▸ EXERCISE GOAL:
Give back all the data exactly, line by line.

▸ SUPPLIED MATERIAL:
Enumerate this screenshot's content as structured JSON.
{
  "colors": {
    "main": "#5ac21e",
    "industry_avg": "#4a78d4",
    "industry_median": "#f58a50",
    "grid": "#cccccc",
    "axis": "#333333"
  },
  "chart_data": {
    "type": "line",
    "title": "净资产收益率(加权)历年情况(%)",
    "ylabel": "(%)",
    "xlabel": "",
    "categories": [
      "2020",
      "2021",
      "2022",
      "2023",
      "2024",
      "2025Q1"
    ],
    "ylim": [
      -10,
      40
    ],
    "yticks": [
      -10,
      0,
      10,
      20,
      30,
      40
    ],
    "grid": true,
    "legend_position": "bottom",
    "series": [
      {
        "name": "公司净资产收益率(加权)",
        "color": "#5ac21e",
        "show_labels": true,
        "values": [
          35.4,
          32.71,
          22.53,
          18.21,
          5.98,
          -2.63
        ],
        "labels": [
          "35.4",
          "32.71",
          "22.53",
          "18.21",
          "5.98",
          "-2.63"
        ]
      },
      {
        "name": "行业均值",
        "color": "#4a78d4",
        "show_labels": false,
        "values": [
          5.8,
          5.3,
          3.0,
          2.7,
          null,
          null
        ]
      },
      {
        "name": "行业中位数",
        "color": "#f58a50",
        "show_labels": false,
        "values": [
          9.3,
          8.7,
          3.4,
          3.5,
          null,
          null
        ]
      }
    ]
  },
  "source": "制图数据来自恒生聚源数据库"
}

▸ ANSWER TO THE TASK:
Enumerate this screenshot's content as structured JSON.
{
  "colors": {
    "main": "#5ac21e",
    "industry_avg": "#4a78d4",
    "industry_median": "#f58a50",
    "grid": "#cccccc",
    "axis": "#333333"
  },
  "chart_data": {
    "type": "line",
    "title": "净资产收益率(加权)历年情况(%)",
    "ylabel": "(%)",
    "xlabel": "",
    "categories": [
      "2020",
      "2021",
      "2022",
      "2023",
      "2024",
      "2025Q1"
    ],
    "ylim": [
      -10,
      40
    ],
    "yticks": [
      -10,
      0,
      10,
      20,
      30,
      40
    ],
    "grid": true,
    "legend_position": "bottom",
    "series": [
      {
        "name": "公司净资产收益率(加权)",
        "color": "#5ac21e",
        "show_labels": true,
        "values": [
          35.4,
          32.71,
          22.53,
          18.21,
          5.98,
          -2.63
        ],
        "labels": [
          "35.4",
          "32.71",
          "22.53",
          "18.21",
          "5.98",
          "-2.63"
        ]
      },
      {
        "name": "行业均值",
        "color": "#4a78d4",
        "show_labels": false,
        "values": [
          5.8,
          5.3,
          3.0,
          2.7,
          null,
          null
        ]
      },
      {
        "name": "行业中位数",
        "color": "#f58a50",
        "show_labels": false,
        "values": [
          9.3,
          8.7,
          3.4,
          3.5,
          null,
          null
        ]
      }
    ]
  },
  "source": "制图数据来自恒生聚源数据库"
}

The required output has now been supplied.